GIVEN ENTRIES ::
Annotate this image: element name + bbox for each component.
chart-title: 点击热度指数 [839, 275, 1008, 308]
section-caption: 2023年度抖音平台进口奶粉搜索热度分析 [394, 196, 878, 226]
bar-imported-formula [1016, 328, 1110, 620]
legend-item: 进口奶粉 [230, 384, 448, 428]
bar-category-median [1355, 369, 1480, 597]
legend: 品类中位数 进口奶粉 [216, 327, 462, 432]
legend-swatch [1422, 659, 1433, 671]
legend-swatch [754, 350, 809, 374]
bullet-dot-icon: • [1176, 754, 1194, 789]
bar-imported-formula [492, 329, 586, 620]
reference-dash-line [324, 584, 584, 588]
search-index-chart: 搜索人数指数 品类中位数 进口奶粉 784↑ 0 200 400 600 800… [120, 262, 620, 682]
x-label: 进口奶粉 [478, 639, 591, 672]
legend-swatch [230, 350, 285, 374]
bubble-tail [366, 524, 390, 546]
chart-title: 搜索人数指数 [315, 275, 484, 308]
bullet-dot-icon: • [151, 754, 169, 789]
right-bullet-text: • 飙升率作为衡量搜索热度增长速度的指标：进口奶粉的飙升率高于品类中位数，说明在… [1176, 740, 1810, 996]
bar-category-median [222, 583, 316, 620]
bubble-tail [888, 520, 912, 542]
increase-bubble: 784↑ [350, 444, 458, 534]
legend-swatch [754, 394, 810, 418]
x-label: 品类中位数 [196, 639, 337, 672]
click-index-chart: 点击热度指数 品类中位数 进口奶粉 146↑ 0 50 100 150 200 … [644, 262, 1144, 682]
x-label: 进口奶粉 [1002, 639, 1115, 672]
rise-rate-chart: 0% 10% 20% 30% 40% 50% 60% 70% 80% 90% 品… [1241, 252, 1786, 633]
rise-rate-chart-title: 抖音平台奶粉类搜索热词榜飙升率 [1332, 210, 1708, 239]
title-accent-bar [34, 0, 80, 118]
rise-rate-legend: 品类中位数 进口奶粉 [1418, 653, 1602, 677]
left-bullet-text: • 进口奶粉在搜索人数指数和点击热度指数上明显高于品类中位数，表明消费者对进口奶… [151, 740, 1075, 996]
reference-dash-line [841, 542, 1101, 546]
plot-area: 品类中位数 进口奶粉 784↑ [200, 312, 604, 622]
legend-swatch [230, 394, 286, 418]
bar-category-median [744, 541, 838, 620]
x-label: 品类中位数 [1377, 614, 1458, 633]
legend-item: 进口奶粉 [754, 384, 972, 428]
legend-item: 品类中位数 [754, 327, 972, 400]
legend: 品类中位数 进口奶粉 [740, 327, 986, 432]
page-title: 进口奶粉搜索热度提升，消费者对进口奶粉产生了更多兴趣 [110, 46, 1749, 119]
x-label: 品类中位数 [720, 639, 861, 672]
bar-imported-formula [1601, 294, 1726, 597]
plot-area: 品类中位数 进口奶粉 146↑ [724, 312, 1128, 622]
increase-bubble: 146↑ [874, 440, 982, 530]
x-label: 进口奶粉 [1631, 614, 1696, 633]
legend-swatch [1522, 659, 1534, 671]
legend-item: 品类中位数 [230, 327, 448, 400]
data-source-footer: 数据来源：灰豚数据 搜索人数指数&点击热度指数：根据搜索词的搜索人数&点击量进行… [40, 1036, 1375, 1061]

STATED EXERCISE ::
Could you copy the material above line for line, leaving every character unchanged?

ANSWER BELOW ::
Annotate this image: element name + bbox for each component.
chart-title: 点击热度指数 [839, 275, 1008, 308]
section-caption: 2023年度抖音平台进口奶粉搜索热度分析 [394, 196, 878, 226]
bar-imported-formula [1016, 328, 1110, 620]
legend-item: 进口奶粉 [230, 384, 448, 428]
bar-category-median [1355, 369, 1480, 597]
legend: 品类中位数 进口奶粉 [216, 327, 462, 432]
legend-swatch [1422, 659, 1433, 671]
legend-swatch [754, 350, 809, 374]
bullet-dot-icon: • [1176, 754, 1194, 789]
bar-imported-formula [492, 329, 586, 620]
reference-dash-line [324, 584, 584, 588]
search-index-chart: 搜索人数指数 品类中位数 进口奶粉 784↑ 0 200 400 600 800… [120, 262, 620, 682]
x-label: 进口奶粉 [478, 639, 591, 672]
legend-swatch [230, 350, 285, 374]
bubble-tail [366, 524, 390, 546]
chart-title: 搜索人数指数 [315, 275, 484, 308]
bullet-dot-icon: • [151, 754, 169, 789]
right-bullet-text: • 飙升率作为衡量搜索热度增长速度的指标：进口奶粉的飙升率高于品类中位数，说明在… [1176, 740, 1810, 996]
bar-category-median [222, 583, 316, 620]
bubble-tail [888, 520, 912, 542]
increase-bubble: 784↑ [350, 444, 458, 534]
legend-swatch [754, 394, 810, 418]
x-label: 品类中位数 [196, 639, 337, 672]
click-index-chart: 点击热度指数 品类中位数 进口奶粉 146↑ 0 50 100 150 200 … [644, 262, 1144, 682]
x-label: 进口奶粉 [1002, 639, 1115, 672]
rise-rate-chart: 0% 10% 20% 30% 40% 50% 60% 70% 80% 90% 品… [1241, 252, 1786, 633]
rise-rate-chart-title: 抖音平台奶粉类搜索热词榜飙升率 [1332, 210, 1708, 239]
title-accent-bar [34, 0, 80, 118]
rise-rate-legend: 品类中位数 进口奶粉 [1418, 653, 1602, 677]
left-bullet-text: • 进口奶粉在搜索人数指数和点击热度指数上明显高于品类中位数，表明消费者对进口奶… [151, 740, 1075, 996]
reference-dash-line [841, 542, 1101, 546]
plot-area: 品类中位数 进口奶粉 784↑ [200, 312, 604, 622]
legend-swatch [230, 394, 286, 418]
bar-category-median [744, 541, 838, 620]
x-label: 品类中位数 [1377, 614, 1458, 633]
legend-item: 进口奶粉 [754, 384, 972, 428]
legend-item: 品类中位数 [754, 327, 972, 400]
legend: 品类中位数 进口奶粉 [740, 327, 986, 432]
page-title: 进口奶粉搜索热度提升，消费者对进口奶粉产生了更多兴趣 [110, 46, 1749, 119]
x-label: 品类中位数 [720, 639, 861, 672]
bar-imported-formula [1601, 294, 1726, 597]
plot-area: 品类中位数 进口奶粉 146↑ [724, 312, 1128, 622]
increase-bubble: 146↑ [874, 440, 982, 530]
x-label: 进口奶粉 [1631, 614, 1696, 633]
legend-swatch [1522, 659, 1534, 671]
legend-item: 品类中位数 [230, 327, 448, 400]
data-source-footer: 数据来源：灰豚数据 搜索人数指数&点击热度指数：根据搜索词的搜索人数&点击量进行… [40, 1036, 1375, 1061]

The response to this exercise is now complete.